:: Data lines ::
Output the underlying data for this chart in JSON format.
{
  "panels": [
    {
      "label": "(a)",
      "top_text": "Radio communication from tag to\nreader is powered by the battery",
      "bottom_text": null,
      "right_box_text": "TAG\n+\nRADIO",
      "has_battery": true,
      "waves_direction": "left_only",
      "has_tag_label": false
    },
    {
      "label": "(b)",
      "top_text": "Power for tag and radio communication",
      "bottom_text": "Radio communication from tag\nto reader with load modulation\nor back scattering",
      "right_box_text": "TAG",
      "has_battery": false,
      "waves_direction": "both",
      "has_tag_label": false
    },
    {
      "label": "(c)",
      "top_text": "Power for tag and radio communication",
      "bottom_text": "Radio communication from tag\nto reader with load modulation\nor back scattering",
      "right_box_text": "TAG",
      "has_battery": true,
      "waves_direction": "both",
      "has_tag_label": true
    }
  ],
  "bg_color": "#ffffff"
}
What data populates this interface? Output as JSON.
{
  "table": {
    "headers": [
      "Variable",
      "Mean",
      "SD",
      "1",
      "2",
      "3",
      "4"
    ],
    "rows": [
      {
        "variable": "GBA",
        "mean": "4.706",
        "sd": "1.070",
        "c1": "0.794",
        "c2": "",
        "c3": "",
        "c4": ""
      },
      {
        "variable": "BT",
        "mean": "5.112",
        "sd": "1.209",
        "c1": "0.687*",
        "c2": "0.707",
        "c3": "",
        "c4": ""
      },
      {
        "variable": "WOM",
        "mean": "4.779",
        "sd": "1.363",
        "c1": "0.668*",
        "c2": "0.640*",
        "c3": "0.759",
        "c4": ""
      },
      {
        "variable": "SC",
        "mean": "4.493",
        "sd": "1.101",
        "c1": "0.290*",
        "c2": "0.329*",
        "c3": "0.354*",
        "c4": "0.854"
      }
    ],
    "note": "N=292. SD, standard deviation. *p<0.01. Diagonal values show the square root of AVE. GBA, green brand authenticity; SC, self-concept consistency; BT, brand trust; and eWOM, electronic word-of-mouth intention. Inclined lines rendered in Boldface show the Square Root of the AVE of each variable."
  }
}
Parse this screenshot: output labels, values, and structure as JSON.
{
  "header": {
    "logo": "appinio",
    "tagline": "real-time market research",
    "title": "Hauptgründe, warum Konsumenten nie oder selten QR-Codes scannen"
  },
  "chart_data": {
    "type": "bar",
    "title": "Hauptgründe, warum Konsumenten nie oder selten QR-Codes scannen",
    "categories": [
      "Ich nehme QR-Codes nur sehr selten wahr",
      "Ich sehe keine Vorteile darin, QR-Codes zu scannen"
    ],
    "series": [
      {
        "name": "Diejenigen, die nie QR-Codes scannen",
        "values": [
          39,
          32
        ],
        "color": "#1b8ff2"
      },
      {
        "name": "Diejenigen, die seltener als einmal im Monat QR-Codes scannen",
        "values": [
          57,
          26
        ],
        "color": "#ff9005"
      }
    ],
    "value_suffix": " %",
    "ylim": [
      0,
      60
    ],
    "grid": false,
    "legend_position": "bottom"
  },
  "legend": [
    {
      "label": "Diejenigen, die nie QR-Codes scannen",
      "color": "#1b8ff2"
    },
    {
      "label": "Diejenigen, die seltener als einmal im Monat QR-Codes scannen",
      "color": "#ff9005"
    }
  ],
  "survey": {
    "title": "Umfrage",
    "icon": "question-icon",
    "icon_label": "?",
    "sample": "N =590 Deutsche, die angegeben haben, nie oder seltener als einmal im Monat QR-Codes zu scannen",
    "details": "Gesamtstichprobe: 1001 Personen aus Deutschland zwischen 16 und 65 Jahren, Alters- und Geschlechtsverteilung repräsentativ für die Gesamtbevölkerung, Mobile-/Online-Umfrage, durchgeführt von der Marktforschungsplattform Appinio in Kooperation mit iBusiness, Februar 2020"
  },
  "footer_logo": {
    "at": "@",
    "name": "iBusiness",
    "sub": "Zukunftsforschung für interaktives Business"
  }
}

:: What to work on ::
Scan the entries above. Copy each line that has the string "iBusiness".

:: Right answer ::
    "details": "Gesamtstichprobe: 1001 Personen aus Deutschland zwischen 16 und 65 Jahren, Alters- und Geschlechtsverteilung repräsentativ für die Gesamtbevölkerung, Mobile-/Online-Umfrage, durchgeführt von der Marktforschungsplattform Appinio in Kooperation mit iBusiness, Februar 2020"
    "name": "iBusiness",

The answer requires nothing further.